- WHAT YOU WILL DO: Repeat, exactly and completely, the entries shown underneath.

- Dataset records:

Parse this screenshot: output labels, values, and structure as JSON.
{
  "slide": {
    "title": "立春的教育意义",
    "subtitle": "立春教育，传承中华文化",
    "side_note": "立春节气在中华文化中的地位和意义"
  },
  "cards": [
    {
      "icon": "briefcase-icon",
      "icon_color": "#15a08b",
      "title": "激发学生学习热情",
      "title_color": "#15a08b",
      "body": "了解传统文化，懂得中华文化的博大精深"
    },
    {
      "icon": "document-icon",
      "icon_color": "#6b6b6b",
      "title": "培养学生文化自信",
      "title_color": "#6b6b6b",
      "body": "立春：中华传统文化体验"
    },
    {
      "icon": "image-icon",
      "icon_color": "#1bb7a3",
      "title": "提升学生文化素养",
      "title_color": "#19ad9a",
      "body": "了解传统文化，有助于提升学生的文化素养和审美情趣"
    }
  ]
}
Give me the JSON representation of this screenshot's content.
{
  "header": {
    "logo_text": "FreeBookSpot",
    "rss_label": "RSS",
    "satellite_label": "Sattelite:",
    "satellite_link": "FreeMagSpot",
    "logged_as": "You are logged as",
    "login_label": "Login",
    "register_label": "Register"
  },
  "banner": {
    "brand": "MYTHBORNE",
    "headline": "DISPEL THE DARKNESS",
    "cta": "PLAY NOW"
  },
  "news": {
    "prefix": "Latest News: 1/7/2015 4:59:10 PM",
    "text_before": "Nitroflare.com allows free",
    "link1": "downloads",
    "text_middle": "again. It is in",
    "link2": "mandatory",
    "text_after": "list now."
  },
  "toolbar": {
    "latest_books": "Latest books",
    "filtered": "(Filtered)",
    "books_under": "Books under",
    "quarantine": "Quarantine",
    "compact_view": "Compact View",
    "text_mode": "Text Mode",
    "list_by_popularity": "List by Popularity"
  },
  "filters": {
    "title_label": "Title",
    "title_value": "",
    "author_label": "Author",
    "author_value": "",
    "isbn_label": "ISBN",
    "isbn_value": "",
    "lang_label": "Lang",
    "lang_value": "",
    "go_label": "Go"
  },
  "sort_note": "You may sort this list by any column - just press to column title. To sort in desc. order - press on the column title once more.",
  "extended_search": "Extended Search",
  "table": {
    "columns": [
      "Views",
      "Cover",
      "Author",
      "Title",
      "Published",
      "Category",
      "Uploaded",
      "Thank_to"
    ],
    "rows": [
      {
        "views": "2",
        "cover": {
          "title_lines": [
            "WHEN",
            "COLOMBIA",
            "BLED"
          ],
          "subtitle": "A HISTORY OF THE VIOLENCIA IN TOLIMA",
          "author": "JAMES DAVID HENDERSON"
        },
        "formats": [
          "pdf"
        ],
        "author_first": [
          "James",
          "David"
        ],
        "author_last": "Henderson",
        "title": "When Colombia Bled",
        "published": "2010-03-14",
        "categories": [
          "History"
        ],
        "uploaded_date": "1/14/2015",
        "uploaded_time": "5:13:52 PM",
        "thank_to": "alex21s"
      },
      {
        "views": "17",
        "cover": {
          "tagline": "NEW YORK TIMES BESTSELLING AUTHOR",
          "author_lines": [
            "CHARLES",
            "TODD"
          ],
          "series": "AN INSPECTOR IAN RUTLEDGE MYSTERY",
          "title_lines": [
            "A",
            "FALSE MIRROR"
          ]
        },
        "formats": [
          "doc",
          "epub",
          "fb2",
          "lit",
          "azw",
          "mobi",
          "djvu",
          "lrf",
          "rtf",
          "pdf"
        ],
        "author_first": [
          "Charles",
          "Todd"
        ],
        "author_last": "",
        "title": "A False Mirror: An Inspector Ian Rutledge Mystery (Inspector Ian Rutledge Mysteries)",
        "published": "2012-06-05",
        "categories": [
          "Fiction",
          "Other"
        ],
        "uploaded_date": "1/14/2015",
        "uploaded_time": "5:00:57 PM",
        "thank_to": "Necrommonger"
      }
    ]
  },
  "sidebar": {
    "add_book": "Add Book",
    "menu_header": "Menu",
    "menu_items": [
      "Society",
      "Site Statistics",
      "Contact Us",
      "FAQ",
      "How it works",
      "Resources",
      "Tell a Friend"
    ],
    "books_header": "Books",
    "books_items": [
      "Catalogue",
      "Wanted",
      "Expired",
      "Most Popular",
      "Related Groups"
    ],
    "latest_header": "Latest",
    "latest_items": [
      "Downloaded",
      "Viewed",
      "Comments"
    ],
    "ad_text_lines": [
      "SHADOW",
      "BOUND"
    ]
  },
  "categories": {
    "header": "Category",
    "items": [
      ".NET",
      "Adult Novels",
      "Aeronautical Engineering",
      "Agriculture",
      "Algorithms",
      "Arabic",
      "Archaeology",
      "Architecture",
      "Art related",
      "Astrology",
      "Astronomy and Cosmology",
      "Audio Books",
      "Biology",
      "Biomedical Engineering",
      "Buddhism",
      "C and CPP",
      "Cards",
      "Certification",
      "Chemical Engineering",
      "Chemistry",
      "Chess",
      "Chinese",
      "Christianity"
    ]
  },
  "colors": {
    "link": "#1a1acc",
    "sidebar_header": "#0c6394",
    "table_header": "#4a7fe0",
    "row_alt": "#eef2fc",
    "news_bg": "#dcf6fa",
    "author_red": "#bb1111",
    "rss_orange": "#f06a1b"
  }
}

- RESULT OF THE TASK:
Parse this screenshot: output labels, values, and structure as JSON.
{
  "slide": {
    "title": "立春的教育意义",
    "subtitle": "立春教育，传承中华文化",
    "side_note": "立春节气在中华文化中的地位和意义"
  },
  "cards": [
    {
      "icon": "briefcase-icon",
      "icon_color": "#15a08b",
      "title": "激发学生学习热情",
      "title_color": "#15a08b",
      "body": "了解传统文化，懂得中华文化的博大精深"
    },
    {
      "icon": "document-icon",
      "icon_color": "#6b6b6b",
      "title": "培养学生文化自信",
      "title_color": "#6b6b6b",
      "body": "立春：中华传统文化体验"
    },
    {
      "icon": "image-icon",
      "icon_color": "#1bb7a3",
      "title": "提升学生文化素养",
      "title_color": "#19ad9a",
      "body": "了解传统文化，有助于提升学生的文化素养和审美情趣"
    }
  ]
}
Give me the JSON representation of this screenshot's content.
{
  "header": {
    "logo_text": "FreeBookSpot",
    "rss_label": "RSS",
    "satellite_label": "Sattelite:",
    "satellite_link": "FreeMagSpot",
    "logged_as": "You are logged as",
    "login_label": "Login",
    "register_label": "Register"
  },
  "banner": {
    "brand": "MYTHBORNE",
    "headline": "DISPEL THE DARKNESS",
    "cta": "PLAY NOW"
  },
  "news": {
    "prefix": "Latest News: 1/7/2015 4:59:10 PM",
    "text_before": "Nitroflare.com allows free",
    "link1": "downloads",
    "text_middle": "again. It is in",
    "link2": "mandatory",
    "text_after": "list now."
  },
  "toolbar": {
    "latest_books": "Latest books",
    "filtered": "(Filtered)",
    "books_under": "Books under",
    "quarantine": "Quarantine",
    "compact_view": "Compact View",
    "text_mode": "Text Mode",
    "list_by_popularity": "List by Popularity"
  },
  "filters": {
    "title_label": "Title",
    "title_value": "",
    "author_label": "Author",
    "author_value": "",
    "isbn_label": "ISBN",
    "isbn_value": "",
    "lang_label": "Lang",
    "lang_value": "",
    "go_label": "Go"
  },
  "sort_note": "You may sort this list by any column - just press to column title. To sort in desc. order - press on the column title once more.",
  "extended_search": "Extended Search",
  "table": {
    "columns": [
      "Views",
      "Cover",
      "Author",
      "Title",
      "Published",
      "Category",
      "Uploaded",
      "Thank_to"
    ],
    "rows": [
      {
        "views": "2",
        "cover": {
          "title_lines": [
            "WHEN",
            "COLOMBIA",
            "BLED"
          ],
          "subtitle": "A HISTORY OF THE VIOLENCIA IN TOLIMA",
          "author": "JAMES DAVID HENDERSON"
        },
        "formats": [
          "pdf"
        ],
        "author_first": [
          "James",
          "David"
        ],
        "author_last": "Henderson",
        "title": "When Colombia Bled",
        "published": "2010-03-14",
        "categories": [
          "History"
        ],
        "uploaded_date": "1/14/2015",
        "uploaded_time": "5:13:52 PM",
        "thank_to": "alex21s"
      },
      {
        "views": "17",
        "cover": {
          "tagline": "NEW YORK TIMES BESTSELLING AUTHOR",
          "author_lines": [
            "CHARLES",
            "TODD"
          ],
          "series": "AN INSPECTOR IAN RUTLEDGE MYSTERY",
          "title_lines": [
            "A",
            "FALSE MIRROR"
          ]
        },
        "formats": [
          "doc",
          "epub",
          "fb2",
          "lit",
          "azw",
          "mobi",
          "djvu",
          "lrf",
          "rtf",
          "pdf"
        ],
        "author_first": [
          "Charles",
          "Todd"
        ],
        "author_last": "",
        "title": "A False Mirror: An Inspector Ian Rutledge Mystery (Inspector Ian Rutledge Mysteries)",
        "published": "2012-06-05",
        "categories": [
          "Fiction",
          "Other"
        ],
        "uploaded_date": "1/14/2015",
        "uploaded_time": "5:00:57 PM",
        "thank_to": "Necrommonger"
      }
    ]
  },
  "sidebar": {
    "add_book": "Add Book",
    "menu_header": "Menu",
    "menu_items": [
      "Society",
      "Site Statistics",
      "Contact Us",
      "FAQ",
      "How it works",
      "Resources",
      "Tell a Friend"
    ],
    "books_header": "Books",
    "books_items": [
      "Catalogue",
      "Wanted",
      "Expired",
      "Most Popular",
      "Related Groups"
    ],
    "latest_header": "Latest",
    "latest_items": [
      "Downloaded",
      "Viewed",
      "Comments"
    ],
    "ad_text_lines": [
      "SHADOW",
      "BOUND"
    ]
  },
  "categories": {
    "header": "Category",
    "items": [
      ".NET",
      "Adult Novels",
      "Aeronautical Engineering",
      "Agriculture",
      "Algorithms",
      "Arabic",
      "Archaeology",
      "Architecture",
      "Art related",
      "Astrology",
      "Astronomy and Cosmology",
      "Audio Books",
      "Biology",
      "Biomedical Engineering",
      "Buddhism",
      "C and CPP",
      "Cards",
      "Certification",
      "Chemical Engineering",
      "Chemistry",
      "Chess",
      "Chinese",
      "Christianity"
    ]
  },
  "colors": {
    "link": "#1a1acc",
    "sidebar_header": "#0c6394",
    "table_header": "#4a7fe0",
    "row_alt": "#eef2fc",
    "news_bg": "#dcf6fa",
    "author_red": "#bb1111",
    "rss_orange": "#f06a1b"
  }
}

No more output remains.